# [About this exercise]
In the excerpt on throttling symptoms, rewrite the text between "Search latency spikes" and "in heap pressure.", inclusive, changing "throttled" to "rate-limited".

# [Excerpt to read]
Search latency spikes that appear in P99 metrics but not in P50. The median query runs fine because throttling only kicks in during burst periods. Slow log entries appear sporadically without a clear pattern tied to query complexity or data volume.

Thread pool rejections increase, particularly for the search and write thread pools. Threads that are throttled cannot complete work fast enough, causing the queue to fill. The _cat/thread_pool API shows growing rejected counts even though CPU utilization as reported by container metrics looks moderate.

GC pause times increase unpredictably. G1GC targets a 200ms pause time, but if GC threads are throttled mid-cycle, the actual pause stretches to 500ms or longer. The GC log shows pause times well above the target with no corresponding increase in heap pressure.

# [Material provided]
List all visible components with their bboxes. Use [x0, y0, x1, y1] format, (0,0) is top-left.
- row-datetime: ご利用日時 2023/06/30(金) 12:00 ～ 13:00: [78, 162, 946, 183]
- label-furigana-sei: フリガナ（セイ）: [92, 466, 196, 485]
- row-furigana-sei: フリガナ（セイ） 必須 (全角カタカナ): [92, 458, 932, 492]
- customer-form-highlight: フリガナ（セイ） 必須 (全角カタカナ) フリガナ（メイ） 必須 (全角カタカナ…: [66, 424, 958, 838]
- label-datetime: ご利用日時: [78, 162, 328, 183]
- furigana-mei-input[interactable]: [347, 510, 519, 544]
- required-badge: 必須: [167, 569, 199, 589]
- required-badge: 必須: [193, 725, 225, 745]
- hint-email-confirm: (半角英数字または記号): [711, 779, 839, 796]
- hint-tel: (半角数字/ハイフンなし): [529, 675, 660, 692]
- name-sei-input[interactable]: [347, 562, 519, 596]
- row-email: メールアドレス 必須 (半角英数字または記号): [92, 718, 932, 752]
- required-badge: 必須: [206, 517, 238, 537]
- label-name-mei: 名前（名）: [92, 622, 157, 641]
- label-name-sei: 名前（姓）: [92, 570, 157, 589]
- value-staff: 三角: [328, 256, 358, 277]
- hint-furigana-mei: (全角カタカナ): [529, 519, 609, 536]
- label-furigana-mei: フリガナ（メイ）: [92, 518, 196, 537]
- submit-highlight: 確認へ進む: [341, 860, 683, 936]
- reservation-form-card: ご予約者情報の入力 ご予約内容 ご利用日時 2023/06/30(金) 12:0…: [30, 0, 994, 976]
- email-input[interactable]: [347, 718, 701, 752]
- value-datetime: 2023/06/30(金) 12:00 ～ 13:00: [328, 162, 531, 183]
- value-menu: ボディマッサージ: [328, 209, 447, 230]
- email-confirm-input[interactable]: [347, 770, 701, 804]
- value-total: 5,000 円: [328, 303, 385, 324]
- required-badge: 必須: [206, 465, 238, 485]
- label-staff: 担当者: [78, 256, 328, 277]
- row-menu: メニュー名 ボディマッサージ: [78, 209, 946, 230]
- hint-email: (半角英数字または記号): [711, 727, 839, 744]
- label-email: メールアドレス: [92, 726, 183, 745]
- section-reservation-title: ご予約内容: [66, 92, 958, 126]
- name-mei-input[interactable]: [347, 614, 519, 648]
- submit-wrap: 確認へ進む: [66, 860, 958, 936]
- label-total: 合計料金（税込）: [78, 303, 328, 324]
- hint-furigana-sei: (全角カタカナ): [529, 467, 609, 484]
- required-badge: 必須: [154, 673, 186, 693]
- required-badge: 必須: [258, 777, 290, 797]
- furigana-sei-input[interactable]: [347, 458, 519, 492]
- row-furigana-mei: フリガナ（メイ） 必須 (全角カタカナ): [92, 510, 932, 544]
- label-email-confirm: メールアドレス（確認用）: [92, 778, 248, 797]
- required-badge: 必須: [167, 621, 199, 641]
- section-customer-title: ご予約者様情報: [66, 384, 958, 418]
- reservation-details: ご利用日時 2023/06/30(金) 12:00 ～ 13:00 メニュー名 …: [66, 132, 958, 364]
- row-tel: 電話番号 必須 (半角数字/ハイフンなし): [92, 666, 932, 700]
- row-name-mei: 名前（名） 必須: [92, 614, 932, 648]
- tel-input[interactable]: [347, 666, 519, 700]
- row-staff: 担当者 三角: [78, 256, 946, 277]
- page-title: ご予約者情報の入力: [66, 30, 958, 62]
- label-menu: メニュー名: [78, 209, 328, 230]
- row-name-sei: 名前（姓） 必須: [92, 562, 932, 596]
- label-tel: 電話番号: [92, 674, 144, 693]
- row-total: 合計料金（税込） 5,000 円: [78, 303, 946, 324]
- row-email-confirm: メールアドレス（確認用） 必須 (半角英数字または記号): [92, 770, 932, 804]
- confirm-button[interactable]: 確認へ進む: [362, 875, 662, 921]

# [Expected answer]
Search latency spikes that appear in P99 metrics but not in P50. The median query runs fine because throttling only kicks in during burst periods. Slow log entries appear sporadically without a clear pattern tied to query complexity or data volume.

Thread pool rejections increase, particularly for the search and write thread pools. Threads that are rate-limited cannot complete work fast enough, causing the queue to fill. The _cat/thread_pool API shows growing rejected counts even though CPU utilization as reported by container metrics looks moderate.

GC pause times increase unpredictably. G1GC targets a 200ms pause time, but if GC threads are rate-limited mid-cycle, the actual pause stretches to 500ms or longer. The GC log shows pause times well above the target with no corresponding increase in heap pressure.